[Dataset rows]

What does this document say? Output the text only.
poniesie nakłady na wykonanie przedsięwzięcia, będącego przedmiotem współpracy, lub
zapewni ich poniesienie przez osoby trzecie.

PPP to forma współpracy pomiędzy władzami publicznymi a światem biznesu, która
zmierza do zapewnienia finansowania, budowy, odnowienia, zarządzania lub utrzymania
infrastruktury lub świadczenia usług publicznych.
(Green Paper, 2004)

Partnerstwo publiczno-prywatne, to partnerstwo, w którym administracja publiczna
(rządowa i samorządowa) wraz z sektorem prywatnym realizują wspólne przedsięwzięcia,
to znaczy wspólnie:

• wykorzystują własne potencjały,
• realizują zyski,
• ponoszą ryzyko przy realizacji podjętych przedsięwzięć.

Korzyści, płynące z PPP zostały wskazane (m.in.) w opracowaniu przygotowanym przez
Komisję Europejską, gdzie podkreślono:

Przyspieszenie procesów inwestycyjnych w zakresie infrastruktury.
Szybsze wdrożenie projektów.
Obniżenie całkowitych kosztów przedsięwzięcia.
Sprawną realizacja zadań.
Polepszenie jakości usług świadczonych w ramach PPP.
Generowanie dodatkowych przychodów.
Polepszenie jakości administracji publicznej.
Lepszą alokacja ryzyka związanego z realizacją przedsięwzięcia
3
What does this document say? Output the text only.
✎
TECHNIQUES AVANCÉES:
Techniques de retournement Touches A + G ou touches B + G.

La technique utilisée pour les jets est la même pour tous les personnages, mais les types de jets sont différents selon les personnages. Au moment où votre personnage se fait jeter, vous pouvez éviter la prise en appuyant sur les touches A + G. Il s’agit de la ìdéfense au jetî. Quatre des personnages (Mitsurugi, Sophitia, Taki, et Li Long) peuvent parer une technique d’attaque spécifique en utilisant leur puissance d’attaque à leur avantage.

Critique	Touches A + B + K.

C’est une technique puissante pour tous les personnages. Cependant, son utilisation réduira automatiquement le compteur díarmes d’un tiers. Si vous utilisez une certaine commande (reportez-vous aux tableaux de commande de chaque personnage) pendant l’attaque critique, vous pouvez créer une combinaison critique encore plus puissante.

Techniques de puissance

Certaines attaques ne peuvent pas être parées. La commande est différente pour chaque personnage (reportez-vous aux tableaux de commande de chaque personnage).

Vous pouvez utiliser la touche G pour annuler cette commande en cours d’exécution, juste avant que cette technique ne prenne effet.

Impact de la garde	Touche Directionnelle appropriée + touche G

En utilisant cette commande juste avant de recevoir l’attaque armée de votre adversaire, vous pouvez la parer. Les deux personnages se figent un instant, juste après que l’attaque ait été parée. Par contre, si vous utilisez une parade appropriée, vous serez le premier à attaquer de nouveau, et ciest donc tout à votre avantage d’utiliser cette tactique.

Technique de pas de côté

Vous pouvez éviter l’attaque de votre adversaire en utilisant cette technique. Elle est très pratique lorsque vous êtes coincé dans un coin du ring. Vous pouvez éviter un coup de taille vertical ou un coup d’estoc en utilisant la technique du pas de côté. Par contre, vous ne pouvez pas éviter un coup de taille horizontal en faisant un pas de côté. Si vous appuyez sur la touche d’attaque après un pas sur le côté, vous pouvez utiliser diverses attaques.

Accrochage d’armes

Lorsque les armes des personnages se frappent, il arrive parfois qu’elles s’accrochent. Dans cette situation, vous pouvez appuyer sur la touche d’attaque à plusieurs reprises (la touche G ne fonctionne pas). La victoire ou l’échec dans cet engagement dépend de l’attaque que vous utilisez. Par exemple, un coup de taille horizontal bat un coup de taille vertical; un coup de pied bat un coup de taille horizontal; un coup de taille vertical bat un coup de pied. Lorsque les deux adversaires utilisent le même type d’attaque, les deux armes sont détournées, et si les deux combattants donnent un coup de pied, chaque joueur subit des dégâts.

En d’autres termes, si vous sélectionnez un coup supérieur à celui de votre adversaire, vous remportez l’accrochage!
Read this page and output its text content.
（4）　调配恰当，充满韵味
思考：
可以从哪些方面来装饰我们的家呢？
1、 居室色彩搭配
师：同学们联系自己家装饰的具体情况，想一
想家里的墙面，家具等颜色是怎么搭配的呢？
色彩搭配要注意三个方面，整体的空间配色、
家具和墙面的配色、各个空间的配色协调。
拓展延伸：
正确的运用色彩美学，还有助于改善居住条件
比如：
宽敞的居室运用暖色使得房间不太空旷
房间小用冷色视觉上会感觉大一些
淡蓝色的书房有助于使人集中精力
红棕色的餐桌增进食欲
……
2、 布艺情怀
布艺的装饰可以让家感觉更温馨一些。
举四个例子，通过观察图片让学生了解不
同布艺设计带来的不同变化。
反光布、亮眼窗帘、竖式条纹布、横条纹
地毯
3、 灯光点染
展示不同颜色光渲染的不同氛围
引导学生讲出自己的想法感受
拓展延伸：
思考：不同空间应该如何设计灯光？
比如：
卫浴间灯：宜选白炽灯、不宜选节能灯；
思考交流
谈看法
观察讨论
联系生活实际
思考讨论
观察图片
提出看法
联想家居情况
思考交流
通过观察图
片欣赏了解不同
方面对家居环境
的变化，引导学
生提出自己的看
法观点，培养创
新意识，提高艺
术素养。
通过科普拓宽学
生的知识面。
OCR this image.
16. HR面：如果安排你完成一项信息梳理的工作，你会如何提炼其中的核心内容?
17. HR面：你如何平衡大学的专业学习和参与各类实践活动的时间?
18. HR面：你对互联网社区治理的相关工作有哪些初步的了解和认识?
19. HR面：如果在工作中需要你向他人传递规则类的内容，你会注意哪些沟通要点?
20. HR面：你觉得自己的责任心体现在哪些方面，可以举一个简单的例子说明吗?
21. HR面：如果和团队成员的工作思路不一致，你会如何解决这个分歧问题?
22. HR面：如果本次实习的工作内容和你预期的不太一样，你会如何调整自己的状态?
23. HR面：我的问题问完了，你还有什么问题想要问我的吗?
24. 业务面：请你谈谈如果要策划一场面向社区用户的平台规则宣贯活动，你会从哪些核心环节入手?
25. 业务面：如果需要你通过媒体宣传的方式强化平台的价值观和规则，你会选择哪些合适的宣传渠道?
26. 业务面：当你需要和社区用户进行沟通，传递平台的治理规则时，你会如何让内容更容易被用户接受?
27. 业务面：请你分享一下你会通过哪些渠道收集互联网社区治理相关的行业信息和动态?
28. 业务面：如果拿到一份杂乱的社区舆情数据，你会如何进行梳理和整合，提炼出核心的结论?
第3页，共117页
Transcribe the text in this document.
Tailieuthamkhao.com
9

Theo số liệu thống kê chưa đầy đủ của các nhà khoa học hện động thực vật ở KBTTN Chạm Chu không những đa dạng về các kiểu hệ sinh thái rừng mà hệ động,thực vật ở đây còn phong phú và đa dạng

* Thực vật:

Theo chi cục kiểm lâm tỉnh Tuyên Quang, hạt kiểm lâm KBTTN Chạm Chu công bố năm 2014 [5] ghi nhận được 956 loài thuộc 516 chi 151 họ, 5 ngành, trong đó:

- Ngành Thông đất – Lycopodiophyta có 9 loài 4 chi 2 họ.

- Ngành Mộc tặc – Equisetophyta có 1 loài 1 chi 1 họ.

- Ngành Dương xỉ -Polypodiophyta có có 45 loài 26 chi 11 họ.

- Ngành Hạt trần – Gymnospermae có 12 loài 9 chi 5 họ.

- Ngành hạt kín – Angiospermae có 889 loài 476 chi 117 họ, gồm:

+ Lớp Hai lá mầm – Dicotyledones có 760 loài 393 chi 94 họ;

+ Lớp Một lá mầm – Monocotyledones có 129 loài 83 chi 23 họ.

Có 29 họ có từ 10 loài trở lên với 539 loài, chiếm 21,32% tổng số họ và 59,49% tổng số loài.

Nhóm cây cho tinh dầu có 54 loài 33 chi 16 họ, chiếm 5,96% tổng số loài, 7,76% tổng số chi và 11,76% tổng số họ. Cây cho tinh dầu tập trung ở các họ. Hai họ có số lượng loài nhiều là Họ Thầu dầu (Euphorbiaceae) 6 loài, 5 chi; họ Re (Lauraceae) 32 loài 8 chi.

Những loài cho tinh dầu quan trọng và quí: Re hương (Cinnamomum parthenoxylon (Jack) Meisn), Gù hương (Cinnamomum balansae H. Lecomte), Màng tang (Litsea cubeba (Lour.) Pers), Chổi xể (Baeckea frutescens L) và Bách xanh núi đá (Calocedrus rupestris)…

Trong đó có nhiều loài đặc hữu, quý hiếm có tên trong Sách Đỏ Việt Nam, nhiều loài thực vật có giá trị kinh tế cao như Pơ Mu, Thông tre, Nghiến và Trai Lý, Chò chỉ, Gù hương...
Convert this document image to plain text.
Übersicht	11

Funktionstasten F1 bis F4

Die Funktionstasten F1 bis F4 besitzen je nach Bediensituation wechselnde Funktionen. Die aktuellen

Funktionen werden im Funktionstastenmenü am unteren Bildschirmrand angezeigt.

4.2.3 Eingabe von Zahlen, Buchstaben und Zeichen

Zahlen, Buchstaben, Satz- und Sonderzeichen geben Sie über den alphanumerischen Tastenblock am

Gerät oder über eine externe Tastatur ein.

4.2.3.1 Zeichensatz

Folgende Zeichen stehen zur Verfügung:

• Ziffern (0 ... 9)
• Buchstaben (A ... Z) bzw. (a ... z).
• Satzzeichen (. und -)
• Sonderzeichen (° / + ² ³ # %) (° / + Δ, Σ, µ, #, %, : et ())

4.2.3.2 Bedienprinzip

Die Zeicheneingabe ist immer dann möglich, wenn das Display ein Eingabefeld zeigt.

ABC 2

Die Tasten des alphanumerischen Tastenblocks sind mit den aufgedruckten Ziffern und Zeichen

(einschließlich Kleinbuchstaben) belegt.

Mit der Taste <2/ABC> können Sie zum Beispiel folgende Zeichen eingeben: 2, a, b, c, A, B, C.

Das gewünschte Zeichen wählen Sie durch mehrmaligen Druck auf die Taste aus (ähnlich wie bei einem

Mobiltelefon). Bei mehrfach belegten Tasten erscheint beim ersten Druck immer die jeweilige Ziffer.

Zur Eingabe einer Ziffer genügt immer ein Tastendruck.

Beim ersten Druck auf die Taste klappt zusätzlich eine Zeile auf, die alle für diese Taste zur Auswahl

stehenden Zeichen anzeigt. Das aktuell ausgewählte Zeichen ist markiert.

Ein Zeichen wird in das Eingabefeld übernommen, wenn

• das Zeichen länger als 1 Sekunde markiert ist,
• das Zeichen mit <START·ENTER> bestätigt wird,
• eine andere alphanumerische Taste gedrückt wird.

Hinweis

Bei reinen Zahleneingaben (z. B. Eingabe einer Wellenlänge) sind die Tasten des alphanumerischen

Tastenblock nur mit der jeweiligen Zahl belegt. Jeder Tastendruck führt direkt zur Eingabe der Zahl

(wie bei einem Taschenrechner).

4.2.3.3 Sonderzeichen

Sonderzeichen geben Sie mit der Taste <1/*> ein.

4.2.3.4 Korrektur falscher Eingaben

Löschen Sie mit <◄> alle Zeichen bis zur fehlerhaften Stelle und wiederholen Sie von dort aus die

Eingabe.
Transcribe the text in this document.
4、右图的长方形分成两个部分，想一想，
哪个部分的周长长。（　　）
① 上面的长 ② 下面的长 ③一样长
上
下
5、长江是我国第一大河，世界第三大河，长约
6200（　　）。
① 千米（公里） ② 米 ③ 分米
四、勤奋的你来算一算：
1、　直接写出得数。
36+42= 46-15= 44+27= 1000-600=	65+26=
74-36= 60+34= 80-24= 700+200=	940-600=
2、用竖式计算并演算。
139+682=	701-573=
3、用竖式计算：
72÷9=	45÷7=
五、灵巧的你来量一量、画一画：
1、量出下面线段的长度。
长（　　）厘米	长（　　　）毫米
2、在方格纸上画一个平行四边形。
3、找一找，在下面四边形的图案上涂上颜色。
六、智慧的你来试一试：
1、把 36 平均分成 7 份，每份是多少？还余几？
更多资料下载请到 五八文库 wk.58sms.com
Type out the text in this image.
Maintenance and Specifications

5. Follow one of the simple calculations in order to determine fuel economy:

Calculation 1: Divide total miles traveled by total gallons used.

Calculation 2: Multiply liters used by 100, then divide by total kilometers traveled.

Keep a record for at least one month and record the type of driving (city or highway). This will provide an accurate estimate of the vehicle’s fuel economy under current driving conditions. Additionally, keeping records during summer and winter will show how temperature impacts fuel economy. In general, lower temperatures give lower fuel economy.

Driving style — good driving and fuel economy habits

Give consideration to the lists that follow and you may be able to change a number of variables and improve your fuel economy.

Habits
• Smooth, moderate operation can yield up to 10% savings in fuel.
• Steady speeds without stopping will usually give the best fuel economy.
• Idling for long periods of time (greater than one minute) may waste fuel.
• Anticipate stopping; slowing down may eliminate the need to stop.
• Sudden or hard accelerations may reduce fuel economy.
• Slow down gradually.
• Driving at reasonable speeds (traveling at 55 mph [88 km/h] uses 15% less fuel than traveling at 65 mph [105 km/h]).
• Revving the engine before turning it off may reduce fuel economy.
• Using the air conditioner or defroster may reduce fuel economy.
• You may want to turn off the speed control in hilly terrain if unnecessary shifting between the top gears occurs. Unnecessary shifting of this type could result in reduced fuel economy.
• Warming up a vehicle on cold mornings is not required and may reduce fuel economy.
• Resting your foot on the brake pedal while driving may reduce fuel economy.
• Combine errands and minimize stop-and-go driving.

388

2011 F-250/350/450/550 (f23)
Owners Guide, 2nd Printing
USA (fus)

**PROMPT:**
Give every line of the material that includes the string "alle".

**TASK RESULT:**
Beim ersten Druck auf die Taste klappt zusätzlich eine Zeile auf, die alle für diese Taste zur Auswahl
Löschen Sie mit <◄> alle Zeichen bis zur fehlerhaften Stelle und wiederholen Sie von dort aus die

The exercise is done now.